Problem to work on = Pick out the lines in the listing below that contain the word "Multi" and copy them.

Collected data entries:
>> begin

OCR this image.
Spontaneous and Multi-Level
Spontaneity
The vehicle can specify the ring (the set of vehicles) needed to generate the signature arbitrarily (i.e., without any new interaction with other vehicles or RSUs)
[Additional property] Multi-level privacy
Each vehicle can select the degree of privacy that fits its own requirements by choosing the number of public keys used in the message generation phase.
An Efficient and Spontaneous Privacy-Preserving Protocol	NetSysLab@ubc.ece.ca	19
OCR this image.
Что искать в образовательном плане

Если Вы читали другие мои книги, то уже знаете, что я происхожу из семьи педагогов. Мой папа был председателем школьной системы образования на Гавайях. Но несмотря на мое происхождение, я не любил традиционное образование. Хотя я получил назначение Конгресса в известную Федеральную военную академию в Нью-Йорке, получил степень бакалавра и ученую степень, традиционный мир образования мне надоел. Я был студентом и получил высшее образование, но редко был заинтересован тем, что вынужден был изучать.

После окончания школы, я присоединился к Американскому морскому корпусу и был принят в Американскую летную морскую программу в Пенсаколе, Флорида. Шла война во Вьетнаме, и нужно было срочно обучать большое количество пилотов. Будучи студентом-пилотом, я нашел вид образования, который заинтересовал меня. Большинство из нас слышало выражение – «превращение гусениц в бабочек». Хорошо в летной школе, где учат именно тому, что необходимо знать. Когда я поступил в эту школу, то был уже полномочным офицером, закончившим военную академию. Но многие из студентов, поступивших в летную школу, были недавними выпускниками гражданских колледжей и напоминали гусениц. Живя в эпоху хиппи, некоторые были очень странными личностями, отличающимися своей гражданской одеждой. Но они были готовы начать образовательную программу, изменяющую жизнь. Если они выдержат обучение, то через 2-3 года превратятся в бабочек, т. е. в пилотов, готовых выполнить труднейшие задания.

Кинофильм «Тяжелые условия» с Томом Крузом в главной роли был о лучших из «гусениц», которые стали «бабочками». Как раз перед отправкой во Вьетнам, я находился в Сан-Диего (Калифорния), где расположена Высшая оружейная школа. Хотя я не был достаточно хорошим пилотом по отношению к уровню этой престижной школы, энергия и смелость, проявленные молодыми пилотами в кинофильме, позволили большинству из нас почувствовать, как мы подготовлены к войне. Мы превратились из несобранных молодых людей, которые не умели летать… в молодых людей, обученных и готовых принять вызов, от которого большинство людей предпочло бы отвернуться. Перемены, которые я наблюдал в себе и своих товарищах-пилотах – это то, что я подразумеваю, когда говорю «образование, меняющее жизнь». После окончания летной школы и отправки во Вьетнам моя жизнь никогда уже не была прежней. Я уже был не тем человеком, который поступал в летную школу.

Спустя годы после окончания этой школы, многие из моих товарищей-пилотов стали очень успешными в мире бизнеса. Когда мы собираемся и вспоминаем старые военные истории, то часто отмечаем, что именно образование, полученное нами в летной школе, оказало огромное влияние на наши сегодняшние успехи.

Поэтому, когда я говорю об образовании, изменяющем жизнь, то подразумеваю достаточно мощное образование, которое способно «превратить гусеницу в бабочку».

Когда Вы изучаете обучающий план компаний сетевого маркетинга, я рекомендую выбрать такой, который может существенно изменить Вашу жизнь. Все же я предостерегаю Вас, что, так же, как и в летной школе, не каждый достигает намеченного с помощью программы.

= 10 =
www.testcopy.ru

>> end

Output below =
Spontaneous and Multi-Level
[Additional property] Multi-level privacy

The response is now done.